Short exercise: Copy the data below exactly.
## begin Data lines
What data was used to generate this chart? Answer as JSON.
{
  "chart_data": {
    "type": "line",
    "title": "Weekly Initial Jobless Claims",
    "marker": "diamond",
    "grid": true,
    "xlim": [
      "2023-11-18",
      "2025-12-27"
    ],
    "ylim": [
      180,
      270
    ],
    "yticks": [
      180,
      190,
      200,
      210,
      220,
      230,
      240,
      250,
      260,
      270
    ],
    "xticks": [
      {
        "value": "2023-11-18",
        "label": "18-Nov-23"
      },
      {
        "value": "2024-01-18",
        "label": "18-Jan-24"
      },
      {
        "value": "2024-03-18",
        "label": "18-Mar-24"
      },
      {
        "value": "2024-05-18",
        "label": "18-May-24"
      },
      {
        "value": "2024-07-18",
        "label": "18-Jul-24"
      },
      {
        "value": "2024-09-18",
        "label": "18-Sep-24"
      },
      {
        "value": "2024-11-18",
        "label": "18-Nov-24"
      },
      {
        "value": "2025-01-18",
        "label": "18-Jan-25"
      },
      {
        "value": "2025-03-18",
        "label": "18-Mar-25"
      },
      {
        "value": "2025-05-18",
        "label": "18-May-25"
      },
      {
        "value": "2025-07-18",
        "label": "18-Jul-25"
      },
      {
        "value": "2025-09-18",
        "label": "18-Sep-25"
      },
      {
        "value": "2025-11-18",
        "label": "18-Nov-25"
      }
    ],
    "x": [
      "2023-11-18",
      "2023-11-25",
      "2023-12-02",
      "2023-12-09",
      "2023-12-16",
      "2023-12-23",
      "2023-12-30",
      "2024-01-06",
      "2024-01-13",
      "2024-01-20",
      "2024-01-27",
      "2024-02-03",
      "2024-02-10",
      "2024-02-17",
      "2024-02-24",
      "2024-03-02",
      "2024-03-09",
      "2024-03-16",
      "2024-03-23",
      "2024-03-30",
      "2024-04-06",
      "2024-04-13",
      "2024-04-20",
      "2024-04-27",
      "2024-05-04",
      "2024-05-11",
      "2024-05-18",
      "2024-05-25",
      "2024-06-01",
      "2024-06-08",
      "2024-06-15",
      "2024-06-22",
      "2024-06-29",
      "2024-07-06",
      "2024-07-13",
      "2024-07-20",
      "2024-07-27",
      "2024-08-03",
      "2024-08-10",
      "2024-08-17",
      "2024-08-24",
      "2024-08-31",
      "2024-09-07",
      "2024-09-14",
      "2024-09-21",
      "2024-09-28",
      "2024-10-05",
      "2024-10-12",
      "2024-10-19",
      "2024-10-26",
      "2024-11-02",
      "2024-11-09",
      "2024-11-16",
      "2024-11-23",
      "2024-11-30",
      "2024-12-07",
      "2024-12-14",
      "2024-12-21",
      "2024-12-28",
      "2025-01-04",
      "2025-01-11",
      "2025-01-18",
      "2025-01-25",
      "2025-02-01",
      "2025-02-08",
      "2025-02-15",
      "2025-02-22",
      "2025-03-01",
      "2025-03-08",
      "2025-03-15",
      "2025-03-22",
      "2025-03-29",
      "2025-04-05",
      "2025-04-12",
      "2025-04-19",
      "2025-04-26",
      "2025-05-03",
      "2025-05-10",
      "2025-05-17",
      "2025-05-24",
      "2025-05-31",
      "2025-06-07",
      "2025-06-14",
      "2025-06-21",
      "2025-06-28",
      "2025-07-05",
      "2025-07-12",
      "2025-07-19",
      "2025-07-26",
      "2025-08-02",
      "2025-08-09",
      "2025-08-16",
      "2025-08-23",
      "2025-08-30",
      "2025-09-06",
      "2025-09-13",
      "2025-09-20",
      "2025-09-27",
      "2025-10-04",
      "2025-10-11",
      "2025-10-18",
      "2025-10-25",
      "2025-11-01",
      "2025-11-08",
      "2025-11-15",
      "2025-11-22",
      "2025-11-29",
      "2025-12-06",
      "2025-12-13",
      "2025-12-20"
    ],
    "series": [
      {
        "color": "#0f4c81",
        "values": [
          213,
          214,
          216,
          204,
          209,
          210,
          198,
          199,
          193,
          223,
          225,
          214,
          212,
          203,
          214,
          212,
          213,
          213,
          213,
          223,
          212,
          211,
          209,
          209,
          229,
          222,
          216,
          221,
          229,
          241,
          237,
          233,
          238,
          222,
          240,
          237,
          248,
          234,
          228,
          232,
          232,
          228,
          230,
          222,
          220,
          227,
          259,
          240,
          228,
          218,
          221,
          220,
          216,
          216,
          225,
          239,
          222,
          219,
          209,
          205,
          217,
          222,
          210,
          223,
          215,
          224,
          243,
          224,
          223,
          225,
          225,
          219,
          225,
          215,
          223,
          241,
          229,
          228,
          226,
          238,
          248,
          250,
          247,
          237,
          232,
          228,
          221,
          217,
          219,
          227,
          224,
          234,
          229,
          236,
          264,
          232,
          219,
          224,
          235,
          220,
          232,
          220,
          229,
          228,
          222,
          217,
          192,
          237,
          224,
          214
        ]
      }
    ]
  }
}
## end Data lines
The solution:
What data was used to generate this chart? Answer as JSON.
{
  "chart_data": {
    "type": "line",
    "title": "Weekly Initial Jobless Claims",
    "marker": "diamond",
    "grid": true,
    "xlim": [
      "2023-11-18",
      "2025-12-27"
    ],
    "ylim": [
      180,
      270
    ],
    "yticks": [
      180,
      190,
      200,
      210,
      220,
      230,
      240,
      250,
      260,
      270
    ],
    "xticks": [
      {
        "value": "2023-11-18",
        "label": "18-Nov-23"
      },
      {
        "value": "2024-01-18",
        "label": "18-Jan-24"
      },
      {
        "value": "2024-03-18",
        "label": "18-Mar-24"
      },
      {
        "value": "2024-05-18",
        "label": "18-May-24"
      },
      {
        "value": "2024-07-18",
        "label": "18-Jul-24"
      },
      {
        "value": "2024-09-18",
        "label": "18-Sep-24"
      },
      {
        "value": "2024-11-18",
        "label": "18-Nov-24"
      },
      {
        "value": "2025-01-18",
        "label": "18-Jan-25"
      },
      {
        "value": "2025-03-18",
        "label": "18-Mar-25"
      },
      {
        "value": "2025-05-18",
        "label": "18-May-25"
      },
      {
        "value": "2025-07-18",
        "label": "18-Jul-25"
      },
      {
        "value": "2025-09-18",
        "label": "18-Sep-25"
      },
      {
        "value": "2025-11-18",
        "label": "18-Nov-25"
      }
    ],
    "x": [
      "2023-11-18",
      "2023-11-25",
      "2023-12-02",
      "2023-12-09",
      "2023-12-16",
      "2023-12-23",
      "2023-12-30",
      "2024-01-06",
      "2024-01-13",
      "2024-01-20",
      "2024-01-27",
      "2024-02-03",
      "2024-02-10",
      "2024-02-17",
      "2024-02-24",
      "2024-03-02",
      "2024-03-09",
      "2024-03-16",
      "2024-03-23",
      "2024-03-30",
      "2024-04-06",
      "2024-04-13",
      "2024-04-20",
      "2024-04-27",
      "2024-05-04",
      "2024-05-11",
      "2024-05-18",
      "2024-05-25",
      "2024-06-01",
      "2024-06-08",
      "2024-06-15",
      "2024-06-22",
      "2024-06-29",
      "2024-07-06",
      "2024-07-13",
      "2024-07-20",
      "2024-07-27",
      "2024-08-03",
      "2024-08-10",
      "2024-08-17",
      "2024-08-24",
      "2024-08-31",
      "2024-09-07",
      "2024-09-14",
      "2024-09-21",
      "2024-09-28",
      "2024-10-05",
      "2024-10-12",
      "2024-10-19",
      "2024-10-26",
      "2024-11-02",
      "2024-11-09",
      "2024-11-16",
      "2024-11-23",
      "2024-11-30",
      "2024-12-07",
      "2024-12-14",
      "2024-12-21",
      "2024-12-28",
      "2025-01-04",
      "2025-01-11",
      "2025-01-18",
      "2025-01-25",
      "2025-02-01",
      "2025-02-08",
      "2025-02-15",
      "2025-02-22",
      "2025-03-01",
      "2025-03-08",
      "2025-03-15",
      "2025-03-22",
      "2025-03-29",
      "2025-04-05",
      "2025-04-12",
      "2025-04-19",
      "2025-04-26",
      "2025-05-03",
      "2025-05-10",
      "2025-05-17",
      "2025-05-24",
      "2025-05-31",
      "2025-06-07",
      "2025-06-14",
      "2025-06-21",
      "2025-06-28",
      "2025-07-05",
      "2025-07-12",
      "2025-07-19",
      "2025-07-26",
      "2025-08-02",
      "2025-08-09",
      "2025-08-16",
      "2025-08-23",
      "2025-08-30",
      "2025-09-06",
      "2025-09-13",
      "2025-09-20",
      "2025-09-27",
      "2025-10-04",
      "2025-10-11",
      "2025-10-18",
      "2025-10-25",
      "2025-11-01",
      "2025-11-08",
      "2025-11-15",
      "2025-11-22",
      "2025-11-29",
      "2025-12-06",
      "2025-12-13",
      "2025-12-20"
    ],
    "series": [
      {
        "color": "#0f4c81",
        "values": [
          213,
          214,
          216,
          204,
          209,
          210,
          198,
          199,
          193,
          223,
          225,
          214,
          212,
          203,
          214,
          212,
          213,
          213,
          213,
          223,
          212,
          211,
          209,
          209,
          229,
          222,
          216,
          221,
          229,
          241,
          237,
          233,
          238,
          222,
          240,
          237,
          248,
          234,
          228,
          232,
          232,
          228,
          230,
          222,
          220,
          227,
          259,
          240,
          228,
          218,
          221,
          220,
          216,
          216,
          225,
          239,
          222,
          219,
          209,
          205,
          217,
          222,
          210,
          223,
          215,
          224,
          243,
          224,
          223,
          225,
          225,
          219,
          225,
          215,
          223,
          241,
          229,
          228,
          226,
          238,
          248,
          250,
          247,
          237,
          232,
          228,
          221,
          217,
          219,
          227,
          224,
          234,
          229,
          236,
          264,
          232,
          219,
          224,
          235,
          220,
          232,
          220,
          229,
          228,
          222,
          217,
          192,
          237,
          224,
          214
        ]
      }
    ]
  }
}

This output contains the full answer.